> [INFORMATION PROVIDED]

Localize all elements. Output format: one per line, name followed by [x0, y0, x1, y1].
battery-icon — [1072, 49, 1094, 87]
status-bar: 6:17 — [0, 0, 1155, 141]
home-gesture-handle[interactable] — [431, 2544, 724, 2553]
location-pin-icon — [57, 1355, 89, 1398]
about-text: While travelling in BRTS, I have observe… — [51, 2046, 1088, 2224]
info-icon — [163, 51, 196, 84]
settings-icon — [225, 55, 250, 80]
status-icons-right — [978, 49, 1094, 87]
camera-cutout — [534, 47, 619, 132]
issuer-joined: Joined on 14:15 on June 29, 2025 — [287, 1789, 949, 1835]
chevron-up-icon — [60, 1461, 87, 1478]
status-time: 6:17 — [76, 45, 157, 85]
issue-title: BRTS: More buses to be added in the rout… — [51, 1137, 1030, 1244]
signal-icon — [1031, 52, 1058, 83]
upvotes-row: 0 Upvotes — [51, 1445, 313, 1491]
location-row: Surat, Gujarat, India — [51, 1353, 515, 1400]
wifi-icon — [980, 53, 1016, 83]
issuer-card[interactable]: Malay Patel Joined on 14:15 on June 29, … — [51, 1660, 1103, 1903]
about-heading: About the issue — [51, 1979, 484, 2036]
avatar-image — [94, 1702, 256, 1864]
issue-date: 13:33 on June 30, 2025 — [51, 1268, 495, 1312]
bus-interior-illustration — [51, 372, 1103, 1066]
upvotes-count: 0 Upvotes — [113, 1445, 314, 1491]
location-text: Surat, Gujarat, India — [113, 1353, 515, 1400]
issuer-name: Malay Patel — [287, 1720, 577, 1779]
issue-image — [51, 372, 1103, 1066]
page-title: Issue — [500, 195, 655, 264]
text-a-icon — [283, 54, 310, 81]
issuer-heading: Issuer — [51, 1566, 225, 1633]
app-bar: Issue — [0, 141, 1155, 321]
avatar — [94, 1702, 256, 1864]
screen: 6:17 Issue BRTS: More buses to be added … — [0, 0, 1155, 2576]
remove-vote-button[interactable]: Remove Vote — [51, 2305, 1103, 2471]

> [CHALLENGE] Reproduce every row above line for line, without changing a single character.

> [TASK ANSWER]
Localize all elements. Output format: one per line, name followed by [x0, y0, x1, y1].
battery-icon — [1072, 49, 1094, 87]
status-bar: 6:17 — [0, 0, 1155, 141]
home-gesture-handle[interactable] — [431, 2544, 724, 2553]
location-pin-icon — [57, 1355, 89, 1398]
about-text: While travelling in BRTS, I have observe… — [51, 2046, 1088, 2224]
info-icon — [163, 51, 196, 84]
settings-icon — [225, 55, 250, 80]
status-icons-right — [978, 49, 1094, 87]
camera-cutout — [534, 47, 619, 132]
issuer-joined: Joined on 14:15 on June 29, 2025 — [287, 1789, 949, 1835]
chevron-up-icon — [60, 1461, 87, 1478]
status-time: 6:17 — [76, 45, 157, 85]
issue-title: BRTS: More buses to be added in the rout… — [51, 1137, 1030, 1244]
signal-icon — [1031, 52, 1058, 83]
upvotes-row: 0 Upvotes — [51, 1445, 313, 1491]
location-row: Surat, Gujarat, India — [51, 1353, 515, 1400]
wifi-icon — [980, 53, 1016, 83]
issuer-card[interactable]: Malay Patel Joined on 14:15 on June 29, … — [51, 1660, 1103, 1903]
about-heading: About the issue — [51, 1979, 484, 2036]
avatar-image — [94, 1702, 256, 1864]
issue-date: 13:33 on June 30, 2025 — [51, 1268, 495, 1312]
bus-interior-illustration — [51, 372, 1103, 1066]
upvotes-count: 0 Upvotes — [113, 1445, 314, 1491]
location-text: Surat, Gujarat, India — [113, 1353, 515, 1400]
issuer-name: Malay Patel — [287, 1720, 577, 1779]
issue-image — [51, 372, 1103, 1066]
page-title: Issue — [500, 195, 655, 264]
text-a-icon — [283, 54, 310, 81]
issuer-heading: Issuer — [51, 1566, 225, 1633]
app-bar: Issue — [0, 141, 1155, 321]
avatar — [94, 1702, 256, 1864]
screen: 6:17 Issue BRTS: More buses to be added … — [0, 0, 1155, 2576]
remove-vote-button[interactable]: Remove Vote — [51, 2305, 1103, 2471]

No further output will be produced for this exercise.